### WHAT YOU WILL DO:
Pick every line from the data that holds the word "realidade".

(Stored data)
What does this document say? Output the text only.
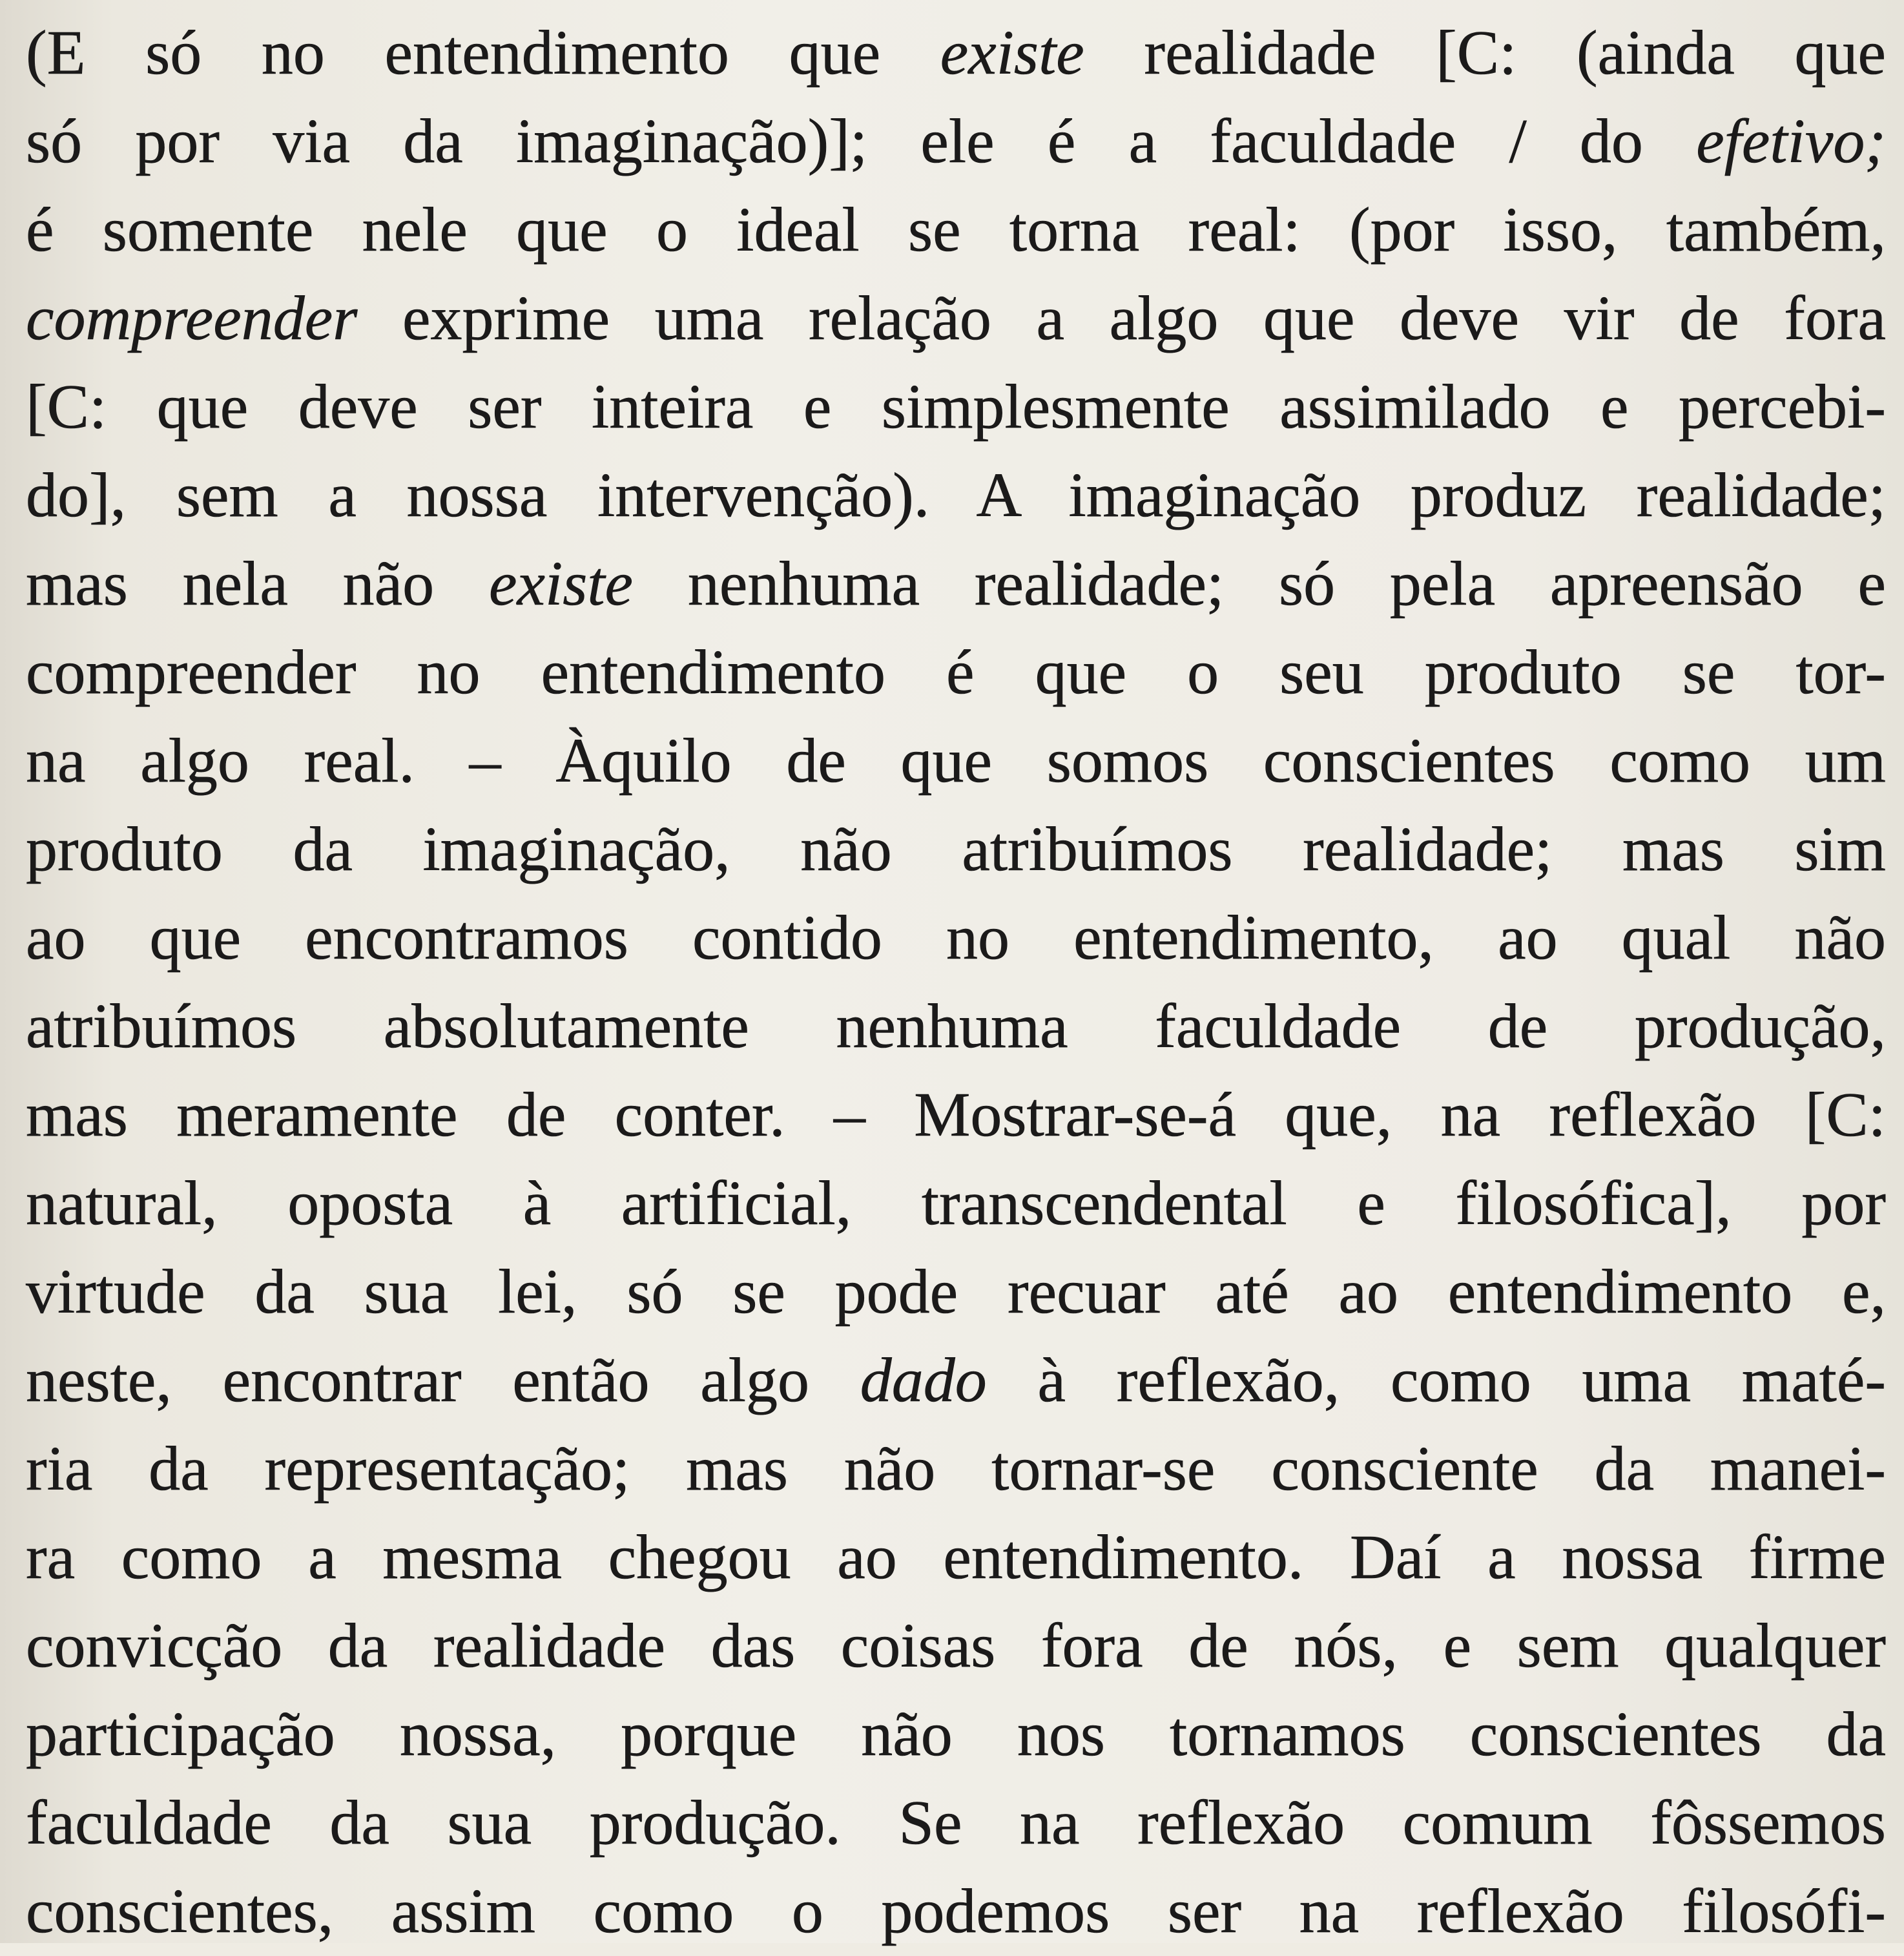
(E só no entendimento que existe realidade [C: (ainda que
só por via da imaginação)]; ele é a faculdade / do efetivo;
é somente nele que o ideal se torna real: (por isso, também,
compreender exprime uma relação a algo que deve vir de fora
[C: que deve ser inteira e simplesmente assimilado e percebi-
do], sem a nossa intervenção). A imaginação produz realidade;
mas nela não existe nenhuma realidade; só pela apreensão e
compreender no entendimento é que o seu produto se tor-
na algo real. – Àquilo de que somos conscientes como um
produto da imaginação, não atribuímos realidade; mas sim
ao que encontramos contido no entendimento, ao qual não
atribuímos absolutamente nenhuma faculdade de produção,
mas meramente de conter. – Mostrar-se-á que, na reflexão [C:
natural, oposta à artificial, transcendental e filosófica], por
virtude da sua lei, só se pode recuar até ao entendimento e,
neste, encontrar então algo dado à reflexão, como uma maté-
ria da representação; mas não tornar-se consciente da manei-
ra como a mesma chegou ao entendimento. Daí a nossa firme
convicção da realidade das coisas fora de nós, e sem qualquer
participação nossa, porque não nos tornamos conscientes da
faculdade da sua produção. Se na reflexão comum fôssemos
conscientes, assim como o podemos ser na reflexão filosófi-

### OUTPUT BELOW:
(E só no entendimento que existe realidade [C: (ainda que
do], sem a nossa intervenção). A imaginação produz realidade;
mas nela não existe nenhuma realidade; só pela apreensão e
produto da imaginação, não atribuímos realidade; mas sim
convicção da realidade das coisas fora de nós, e sem qualquer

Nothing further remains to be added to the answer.